Region annotation records
:::::

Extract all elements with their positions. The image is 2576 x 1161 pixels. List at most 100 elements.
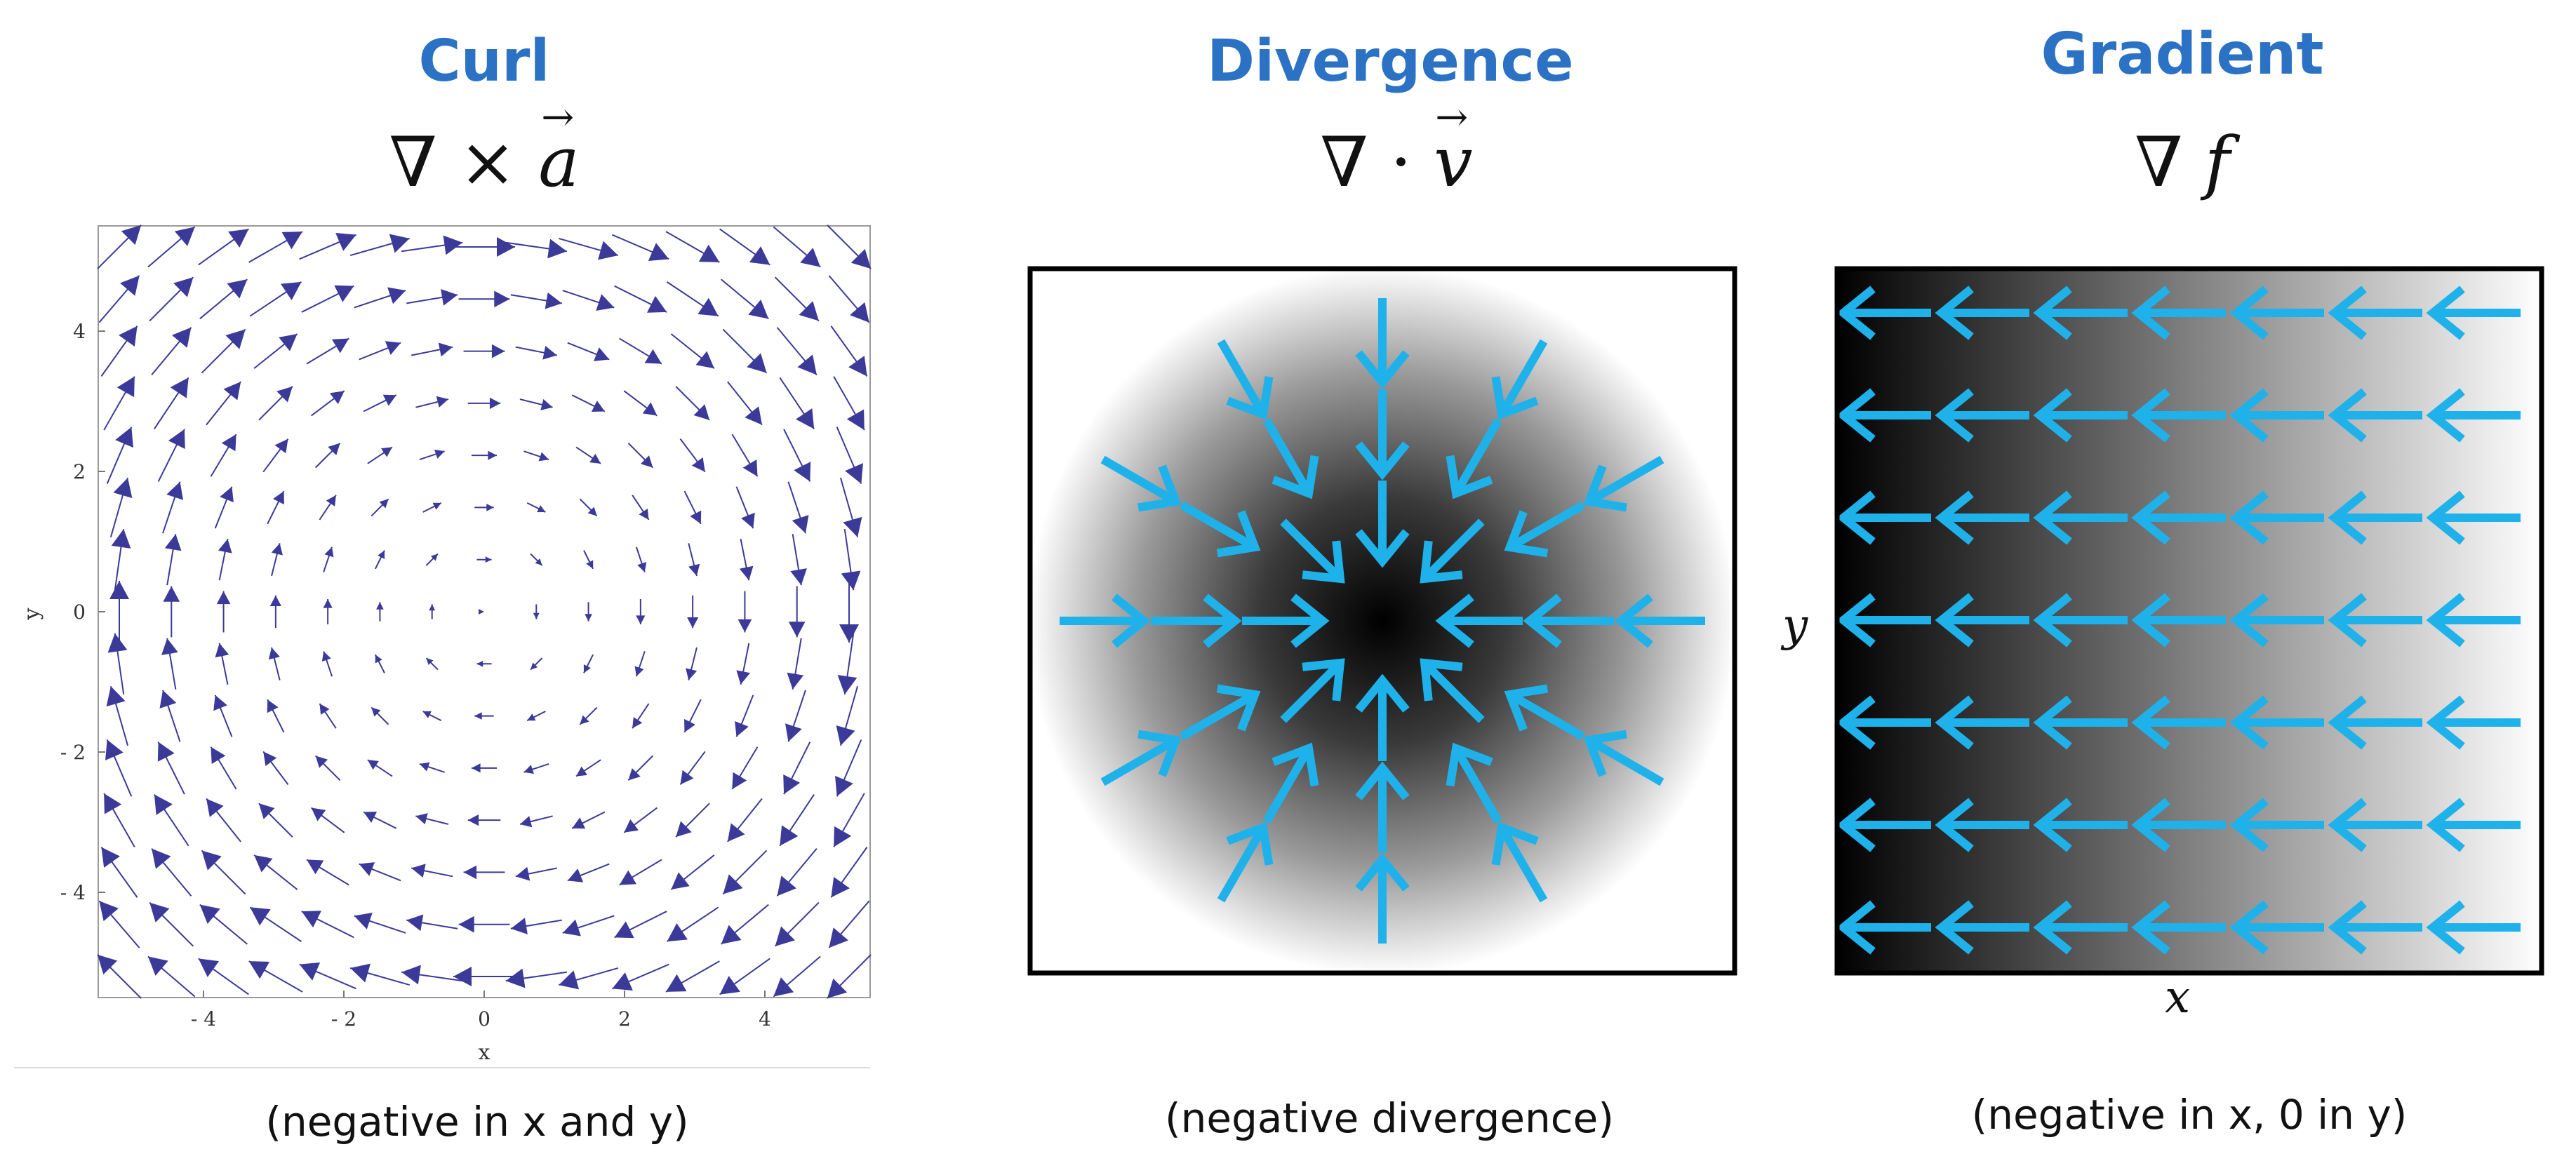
curl-arrow bbox=[419, 449, 445, 461]
divergence-arrow bbox=[1100, 730, 1182, 786]
divergence-frame bbox=[1027, 266, 1737, 976]
gradient-title: Gradient bbox=[2041, 21, 2324, 88]
curl-arrow bbox=[523, 450, 549, 462]
gradient-arrow bbox=[2328, 388, 2422, 443]
curl-arrow bbox=[731, 434, 759, 477]
gradient-arrow bbox=[1935, 798, 2029, 852]
curl-arrow bbox=[583, 550, 594, 570]
curl-arrow bbox=[722, 328, 768, 374]
curl-arrow bbox=[505, 239, 567, 259]
curl-arrow bbox=[321, 651, 333, 677]
curl-arrow bbox=[627, 755, 654, 781]
gradient-arrow bbox=[2131, 388, 2226, 443]
curl-arrow bbox=[371, 706, 389, 725]
curl-arrow bbox=[827, 954, 872, 999]
gradient-arrow bbox=[2328, 490, 2422, 545]
curl-arrow bbox=[619, 337, 662, 365]
curl-arrow bbox=[267, 699, 285, 733]
curl-arrow bbox=[419, 762, 445, 773]
curl-arrow bbox=[787, 638, 804, 690]
curl-arrow bbox=[262, 751, 289, 786]
curl-arrow bbox=[471, 450, 498, 460]
curl-arrow bbox=[579, 706, 598, 725]
curl-arrow bbox=[103, 793, 135, 847]
curl-arrow bbox=[632, 495, 650, 521]
curl-arrow bbox=[833, 793, 865, 847]
gradient-arrow bbox=[1935, 900, 2029, 955]
curl-arrow bbox=[828, 900, 870, 948]
curl-arrow bbox=[785, 690, 806, 742]
curl-arrow bbox=[839, 581, 859, 643]
curl-arrow bbox=[688, 543, 700, 577]
curl-arrow bbox=[627, 442, 654, 469]
curl-arrow bbox=[665, 960, 720, 993]
curl-arrow bbox=[575, 446, 601, 464]
divergence-arrow bbox=[1491, 821, 1548, 903]
curl-arrow bbox=[632, 703, 650, 729]
curl-arrow bbox=[571, 811, 606, 829]
divergence-arrow bbox=[1280, 518, 1345, 584]
curl-arrow bbox=[210, 434, 237, 477]
curl-arrow bbox=[253, 333, 298, 369]
curl-arrow bbox=[835, 739, 862, 797]
divergence-arrow bbox=[1280, 658, 1345, 723]
curl-arrow bbox=[453, 967, 515, 986]
divergence-arrow bbox=[1355, 761, 1410, 852]
curl-arrow bbox=[258, 803, 293, 838]
gradient-arrow bbox=[2033, 490, 2128, 545]
curl-arrow bbox=[727, 798, 763, 843]
divergence-caption: (negative divergence) bbox=[1165, 1094, 1614, 1142]
vector-arrow-accent: → bbox=[1435, 95, 1469, 140]
curl-arrow bbox=[558, 967, 619, 990]
curl-arrow bbox=[363, 394, 397, 412]
curl-arrow bbox=[773, 955, 821, 998]
gradient-arrow bbox=[2033, 695, 2128, 750]
curl-arrow bbox=[571, 394, 606, 412]
curl-arrow bbox=[109, 477, 133, 538]
curl-arrow bbox=[839, 477, 862, 538]
curl-arrow bbox=[474, 712, 494, 720]
curl-arrow bbox=[736, 643, 751, 685]
curl-arrow bbox=[213, 694, 233, 737]
gradient-arrow bbox=[1935, 593, 2029, 647]
curl-arrow bbox=[720, 904, 769, 945]
curl-arrow bbox=[406, 914, 458, 932]
curl-arrow bbox=[248, 960, 303, 993]
curl-arrow bbox=[363, 811, 397, 829]
curl-x-tick-label: - 4 bbox=[191, 1007, 216, 1031]
curl-arrow bbox=[612, 234, 669, 261]
curl-arrow bbox=[623, 390, 658, 417]
gradient-arrow bbox=[2131, 900, 2226, 955]
divergence-arrow bbox=[1420, 658, 1485, 723]
curl-arrow bbox=[623, 807, 658, 833]
curl-arrow bbox=[306, 859, 349, 886]
curl-arrow bbox=[562, 290, 615, 311]
gradient-arrow bbox=[2229, 286, 2324, 340]
curl-arrow bbox=[575, 759, 601, 777]
curl-arrow bbox=[401, 965, 463, 985]
divergence-arrow bbox=[1355, 298, 1410, 389]
curl-arrow bbox=[429, 604, 436, 619]
gradient-formula-operator: ∇ bbox=[2135, 123, 2183, 203]
curl-arrow bbox=[619, 859, 662, 886]
curl-arrow bbox=[267, 490, 285, 525]
curl-arrow bbox=[735, 486, 755, 529]
curl-arrow bbox=[510, 918, 562, 934]
divergence-arrow bbox=[1491, 339, 1548, 420]
curl-arrow bbox=[505, 968, 567, 988]
curl-arrow bbox=[614, 911, 667, 939]
curl-arrow bbox=[359, 862, 401, 882]
curl-arrow bbox=[830, 847, 868, 898]
curl-arrow bbox=[371, 498, 389, 517]
curl-arrow bbox=[319, 703, 337, 729]
gradient-arrow bbox=[2426, 286, 2521, 340]
curl-arrow bbox=[510, 292, 562, 309]
curl-arrow bbox=[463, 865, 505, 880]
curl-arrow bbox=[634, 651, 646, 677]
curl-formula-operator: ∇ × bbox=[389, 123, 517, 203]
gradient-arrow-field bbox=[1836, 286, 2521, 955]
curl-arrow bbox=[790, 534, 807, 586]
curl-arrow bbox=[149, 276, 194, 322]
gradient-frame bbox=[1834, 266, 2544, 976]
divergence-arrow bbox=[1523, 593, 1614, 648]
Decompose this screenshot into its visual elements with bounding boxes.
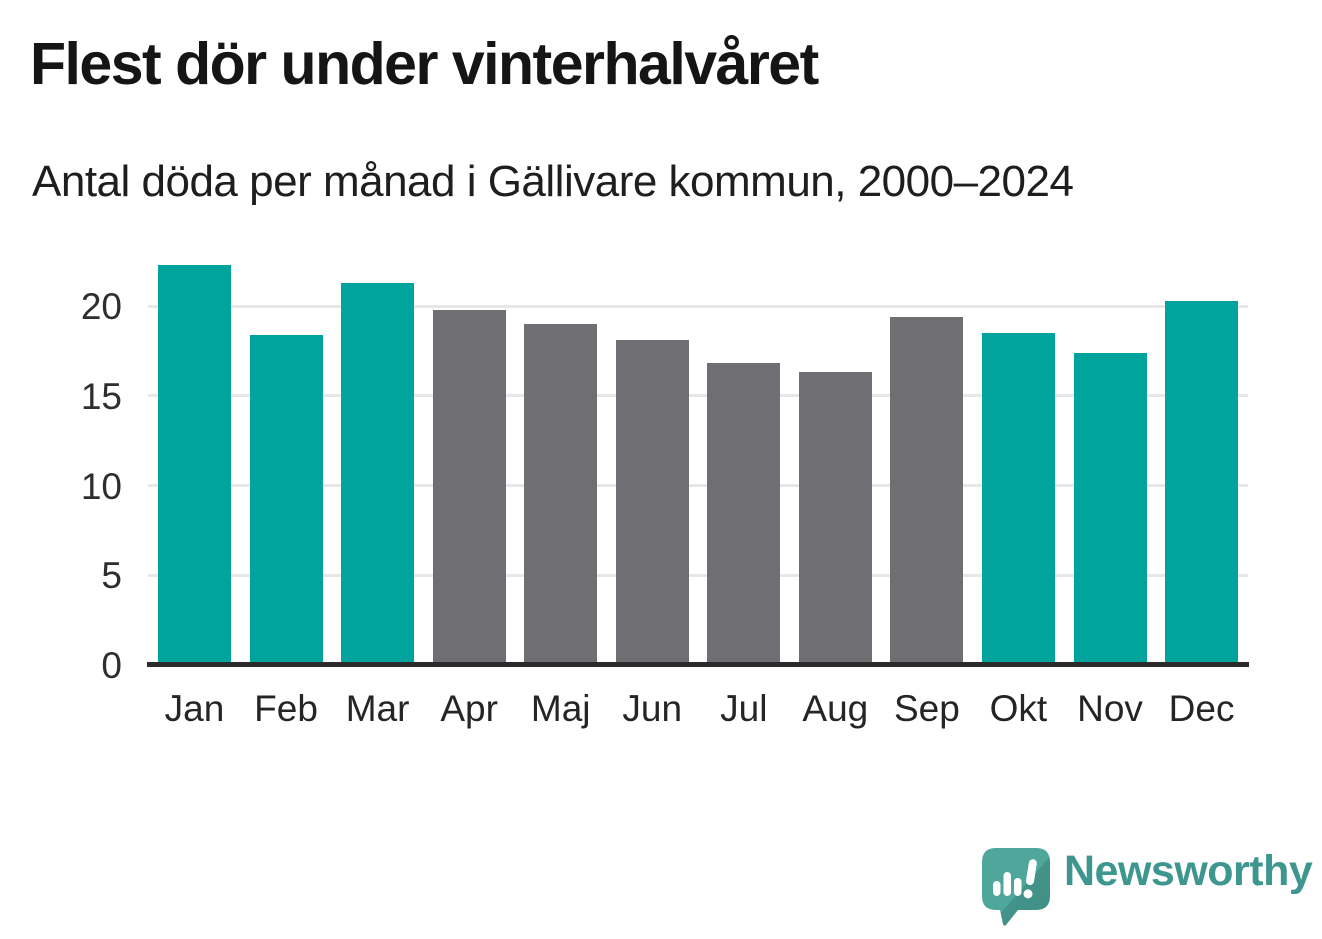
bar-sep bbox=[890, 316, 964, 665]
bar-mar bbox=[341, 282, 415, 665]
x-axis-tick-label-jan: Jan bbox=[164, 688, 225, 729]
x-axis-tick-label-sep: Sep bbox=[893, 688, 960, 729]
bar-aug bbox=[798, 372, 872, 665]
gridline-y-20 bbox=[148, 304, 1248, 308]
x-axis-tick-label-okt: Okt bbox=[989, 688, 1048, 729]
gridline-y-10 bbox=[148, 484, 1248, 487]
y-axis-tick-label-0: 0 bbox=[101, 645, 122, 686]
bar-nov bbox=[1073, 352, 1147, 665]
y-axis-tick-label-5: 5 bbox=[101, 555, 122, 597]
newsworthy-logo: Newsworthy bbox=[982, 847, 1313, 926]
bar-dec bbox=[1165, 300, 1239, 665]
bar-jun bbox=[615, 340, 689, 665]
bar-apr bbox=[432, 309, 506, 665]
newsworthy-logo-icon bbox=[982, 848, 1050, 926]
x-axis-line bbox=[147, 662, 1249, 667]
gridline-y-15 bbox=[148, 394, 1248, 398]
bar-maj bbox=[524, 323, 598, 665]
bar-jul bbox=[707, 363, 781, 665]
y-axis-tick-label-15: 15 bbox=[80, 375, 122, 417]
x-axis-tick-label-aug: Aug bbox=[802, 688, 869, 729]
page-title: Flest dör under vinterhalvåret bbox=[30, 31, 819, 97]
newsworthy-logo-text: Newsworthy bbox=[1064, 847, 1313, 895]
y-axis-tick-label-10: 10 bbox=[80, 465, 122, 507]
x-axis-tick-label-jul: Jul bbox=[720, 688, 768, 729]
chart-subtitle: Antal döda per månad i Gällivare kommun,… bbox=[32, 157, 1074, 206]
x-axis-tick-label-dec: Dec bbox=[1168, 688, 1235, 729]
bar-okt bbox=[981, 332, 1055, 665]
bar-jan bbox=[158, 264, 231, 665]
x-axis-tick-label-apr: Apr bbox=[440, 688, 498, 729]
x-axis-tick-label-nov: Nov bbox=[1077, 688, 1143, 729]
x-axis-tick-label-feb: Feb bbox=[254, 688, 318, 729]
x-axis-tick-label-maj: Maj bbox=[530, 688, 591, 729]
x-axis-tick-label-jun: Jun bbox=[622, 688, 683, 729]
x-axis-tick-label-mar: Mar bbox=[345, 688, 410, 729]
gridline-y-5 bbox=[148, 573, 1248, 577]
bar-feb bbox=[249, 334, 323, 665]
y-axis-tick-label-20: 20 bbox=[80, 286, 122, 327]
plot-area bbox=[147, 255, 1249, 667]
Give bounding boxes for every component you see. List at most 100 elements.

:::::

EXERCISE DIRECTIONS: Reproduce the records beginning at the line that has "curl-arrow bbox=[419, 449, 445, 461]" and stopping after the line that has "curl-arrow bbox=[688, 543, 700, 577]", substituting "gradient-vector" for "gradient-arrow" and leaving everything else unchanged.

EXERCISE SOLUTION:
curl-arrow bbox=[419, 449, 445, 461]
divergence-arrow bbox=[1100, 730, 1182, 786]
divergence-frame bbox=[1027, 266, 1737, 976]
gradient-title: Gradient bbox=[2041, 21, 2324, 88]
curl-arrow bbox=[523, 450, 549, 462]
gradient-vector bbox=[2328, 388, 2422, 443]
curl-arrow bbox=[731, 434, 759, 477]
gradient-vector bbox=[1935, 798, 2029, 852]
curl-arrow bbox=[583, 550, 594, 570]
curl-arrow bbox=[722, 328, 768, 374]
curl-arrow bbox=[505, 239, 567, 259]
curl-arrow bbox=[321, 651, 333, 677]
curl-arrow bbox=[627, 755, 654, 781]
gradient-vector bbox=[2131, 388, 2226, 443]
curl-arrow bbox=[371, 706, 389, 725]
curl-arrow bbox=[827, 954, 872, 999]
gradient-vector bbox=[2328, 490, 2422, 545]
curl-arrow bbox=[619, 337, 662, 365]
curl-arrow bbox=[267, 699, 285, 733]
curl-arrow bbox=[419, 762, 445, 773]
curl-arrow bbox=[787, 638, 804, 690]
curl-arrow bbox=[262, 751, 289, 786]
curl-arrow bbox=[471, 450, 498, 460]
curl-arrow bbox=[579, 706, 598, 725]
curl-arrow bbox=[103, 793, 135, 847]
curl-arrow bbox=[632, 495, 650, 521]
curl-arrow bbox=[833, 793, 865, 847]
gradient-vector bbox=[1935, 900, 2029, 955]
curl-arrow bbox=[828, 900, 870, 948]
curl-arrow bbox=[785, 690, 806, 742]
curl-arrow bbox=[839, 581, 859, 643]
curl-arrow bbox=[688, 543, 700, 577]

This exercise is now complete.